● PROBLEM TO SOLVE
Reproduce the material in full, exactly as written.

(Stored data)

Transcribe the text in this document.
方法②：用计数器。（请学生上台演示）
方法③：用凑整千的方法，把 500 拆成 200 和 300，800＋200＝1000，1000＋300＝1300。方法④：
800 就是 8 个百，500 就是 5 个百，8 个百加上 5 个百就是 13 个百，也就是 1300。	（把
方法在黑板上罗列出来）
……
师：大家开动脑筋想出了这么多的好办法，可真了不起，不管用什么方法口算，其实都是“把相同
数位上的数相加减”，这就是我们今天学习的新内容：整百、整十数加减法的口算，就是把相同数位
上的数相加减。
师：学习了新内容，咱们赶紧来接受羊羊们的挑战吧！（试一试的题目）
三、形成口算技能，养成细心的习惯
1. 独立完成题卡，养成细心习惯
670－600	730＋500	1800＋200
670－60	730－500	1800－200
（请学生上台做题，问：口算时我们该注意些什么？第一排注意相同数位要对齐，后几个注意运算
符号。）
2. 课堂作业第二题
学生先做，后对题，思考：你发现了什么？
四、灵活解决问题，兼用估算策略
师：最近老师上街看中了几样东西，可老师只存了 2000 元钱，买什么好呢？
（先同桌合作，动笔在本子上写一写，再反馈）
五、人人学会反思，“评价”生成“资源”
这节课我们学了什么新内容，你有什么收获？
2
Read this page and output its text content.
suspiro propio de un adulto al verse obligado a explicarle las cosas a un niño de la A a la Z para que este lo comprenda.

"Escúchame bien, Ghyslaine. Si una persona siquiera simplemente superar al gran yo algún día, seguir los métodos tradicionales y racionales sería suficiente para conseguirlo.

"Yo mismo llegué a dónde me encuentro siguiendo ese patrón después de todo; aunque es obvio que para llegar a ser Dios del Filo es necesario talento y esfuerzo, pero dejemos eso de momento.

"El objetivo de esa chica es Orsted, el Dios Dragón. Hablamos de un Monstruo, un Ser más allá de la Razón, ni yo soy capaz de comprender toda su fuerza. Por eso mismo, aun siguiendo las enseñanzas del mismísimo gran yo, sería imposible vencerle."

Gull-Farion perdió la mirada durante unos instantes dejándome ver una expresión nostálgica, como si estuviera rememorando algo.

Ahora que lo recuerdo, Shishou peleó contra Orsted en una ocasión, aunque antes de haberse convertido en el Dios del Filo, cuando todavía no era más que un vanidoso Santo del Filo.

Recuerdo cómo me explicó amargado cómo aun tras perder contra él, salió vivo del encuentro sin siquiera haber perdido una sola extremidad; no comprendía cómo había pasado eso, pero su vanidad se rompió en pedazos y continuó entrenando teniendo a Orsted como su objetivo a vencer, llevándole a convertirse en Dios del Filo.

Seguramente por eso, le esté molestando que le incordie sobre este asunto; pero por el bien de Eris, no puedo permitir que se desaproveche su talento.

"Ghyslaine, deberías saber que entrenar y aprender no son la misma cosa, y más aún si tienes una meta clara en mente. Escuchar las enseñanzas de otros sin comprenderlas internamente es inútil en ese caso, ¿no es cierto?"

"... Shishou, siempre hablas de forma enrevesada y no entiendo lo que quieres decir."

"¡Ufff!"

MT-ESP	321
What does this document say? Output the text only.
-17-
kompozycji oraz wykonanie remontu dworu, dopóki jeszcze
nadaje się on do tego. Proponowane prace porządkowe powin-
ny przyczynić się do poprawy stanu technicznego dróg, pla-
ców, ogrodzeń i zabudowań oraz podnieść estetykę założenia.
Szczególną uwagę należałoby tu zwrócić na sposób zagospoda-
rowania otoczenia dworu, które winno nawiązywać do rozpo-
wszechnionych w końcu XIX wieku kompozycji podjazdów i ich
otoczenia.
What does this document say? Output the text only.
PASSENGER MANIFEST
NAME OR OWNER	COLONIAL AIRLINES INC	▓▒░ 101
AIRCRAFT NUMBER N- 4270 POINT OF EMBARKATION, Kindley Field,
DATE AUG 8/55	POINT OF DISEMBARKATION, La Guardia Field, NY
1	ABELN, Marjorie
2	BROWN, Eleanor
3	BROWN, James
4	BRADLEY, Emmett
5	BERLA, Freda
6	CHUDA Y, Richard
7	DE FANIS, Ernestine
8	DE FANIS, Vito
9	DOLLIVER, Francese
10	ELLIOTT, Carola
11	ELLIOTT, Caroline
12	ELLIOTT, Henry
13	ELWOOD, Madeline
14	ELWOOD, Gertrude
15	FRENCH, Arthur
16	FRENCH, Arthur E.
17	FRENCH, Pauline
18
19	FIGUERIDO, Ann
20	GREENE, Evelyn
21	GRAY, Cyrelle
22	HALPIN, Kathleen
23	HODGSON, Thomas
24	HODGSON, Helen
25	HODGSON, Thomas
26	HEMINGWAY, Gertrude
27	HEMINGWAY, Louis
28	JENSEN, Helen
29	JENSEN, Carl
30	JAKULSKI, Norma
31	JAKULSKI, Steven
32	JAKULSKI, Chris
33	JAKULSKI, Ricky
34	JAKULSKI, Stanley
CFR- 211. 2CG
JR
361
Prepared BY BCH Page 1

● PROBLEM SOLUTION
Transcribe the text in this document.
方法②：用计数器。（请学生上台演示）
方法③：用凑整千的方法，把 500 拆成 200 和 300，800＋200＝1000，1000＋300＝1300。方法④：
800 就是 8 个百，500 就是 5 个百，8 个百加上 5 个百就是 13 个百，也就是 1300。	（把
方法在黑板上罗列出来）
……
师：大家开动脑筋想出了这么多的好办法，可真了不起，不管用什么方法口算，其实都是“把相同
数位上的数相加减”，这就是我们今天学习的新内容：整百、整十数加减法的口算，就是把相同数位
上的数相加减。
师：学习了新内容，咱们赶紧来接受羊羊们的挑战吧！（试一试的题目）
三、形成口算技能，养成细心的习惯
1. 独立完成题卡，养成细心习惯
670－600	730＋500	1800＋200
670－60	730－500	1800－200
（请学生上台做题，问：口算时我们该注意些什么？第一排注意相同数位要对齐，后几个注意运算
符号。）
2. 课堂作业第二题
学生先做，后对题，思考：你发现了什么？
四、灵活解决问题，兼用估算策略
师：最近老师上街看中了几样东西，可老师只存了 2000 元钱，买什么好呢？
（先同桌合作，动笔在本子上写一写，再反馈）
五、人人学会反思，“评价”生成“资源”
这节课我们学了什么新内容，你有什么收获？
2
Read this page and output its text content.
suspiro propio de un adulto al verse obligado a explicarle las cosas a un niño de la A a la Z para que este lo comprenda.

"Escúchame bien, Ghyslaine. Si una persona siquiera simplemente superar al gran yo algún día, seguir los métodos tradicionales y racionales sería suficiente para conseguirlo.

"Yo mismo llegué a dónde me encuentro siguiendo ese patrón después de todo; aunque es obvio que para llegar a ser Dios del Filo es necesario talento y esfuerzo, pero dejemos eso de momento.

"El objetivo de esa chica es Orsted, el Dios Dragón. Hablamos de un Monstruo, un Ser más allá de la Razón, ni yo soy capaz de comprender toda su fuerza. Por eso mismo, aun siguiendo las enseñanzas del mismísimo gran yo, sería imposible vencerle."

Gull-Farion perdió la mirada durante unos instantes dejándome ver una expresión nostálgica, como si estuviera rememorando algo.

Ahora que lo recuerdo, Shishou peleó contra Orsted en una ocasión, aunque antes de haberse convertido en el Dios del Filo, cuando todavía no era más que un vanidoso Santo del Filo.

Recuerdo cómo me explicó amargado cómo aun tras perder contra él, salió vivo del encuentro sin siquiera haber perdido una sola extremidad; no comprendía cómo había pasado eso, pero su vanidad se rompió en pedazos y continuó entrenando teniendo a Orsted como su objetivo a vencer, llevándole a convertirse en Dios del Filo.

Seguramente por eso, le esté molestando que le incordie sobre este asunto; pero por el bien de Eris, no puedo permitir que se desaproveche su talento.

"Ghyslaine, deberías saber que entrenar y aprender no son la misma cosa, y más aún si tienes una meta clara en mente. Escuchar las enseñanzas de otros sin comprenderlas internamente es inútil en ese caso, ¿no es cierto?"

"... Shishou, siempre hablas de forma enrevesada y no entiendo lo que quieres decir."

"¡Ufff!"

MT-ESP	321
What does this document say? Output the text only.
-17-
kompozycji oraz wykonanie remontu dworu, dopóki jeszcze
nadaje się on do tego. Proponowane prace porządkowe powin-
ny przyczynić się do poprawy stanu technicznego dróg, pla-
ców, ogrodzeń i zabudowań oraz podnieść estetykę założenia.
Szczególną uwagę należałoby tu zwrócić na sposób zagospoda-
rowania otoczenia dworu, które winno nawiązywać do rozpo-
wszechnionych w końcu XIX wieku kompozycji podjazdów i ich
otoczenia.
What does this document say? Output the text only.
PASSENGER MANIFEST
NAME OR OWNER	COLONIAL AIRLINES INC	▓▒░ 101
AIRCRAFT NUMBER N- 4270 POINT OF EMBARKATION, Kindley Field,
DATE AUG 8/55	POINT OF DISEMBARKATION, La Guardia Field, NY
1	ABELN, Marjorie
2	BROWN, Eleanor
3	BROWN, James
4	BRADLEY, Emmett
5	BERLA, Freda
6	CHUDA Y, Richard
7	DE FANIS, Ernestine
8	DE FANIS, Vito
9	DOLLIVER, Francese
10	ELLIOTT, Carola
11	ELLIOTT, Caroline
12	ELLIOTT, Henry
13	ELWOOD, Madeline
14	ELWOOD, Gertrude
15	FRENCH, Arthur
16	FRENCH, Arthur E.
17	FRENCH, Pauline
18
19	FIGUERIDO, Ann
20	GREENE, Evelyn
21	GRAY, Cyrelle
22	HALPIN, Kathleen
23	HODGSON, Thomas
24	HODGSON, Helen
25	HODGSON, Thomas
26	HEMINGWAY, Gertrude
27	HEMINGWAY, Louis
28	JENSEN, Helen
29	JENSEN, Carl
30	JAKULSKI, Norma
31	JAKULSKI, Steven
32	JAKULSKI, Chris
33	JAKULSKI, Ricky
34	JAKULSKI, Stanley
CFR- 211. 2CG
JR
361
Prepared BY BCH Page 1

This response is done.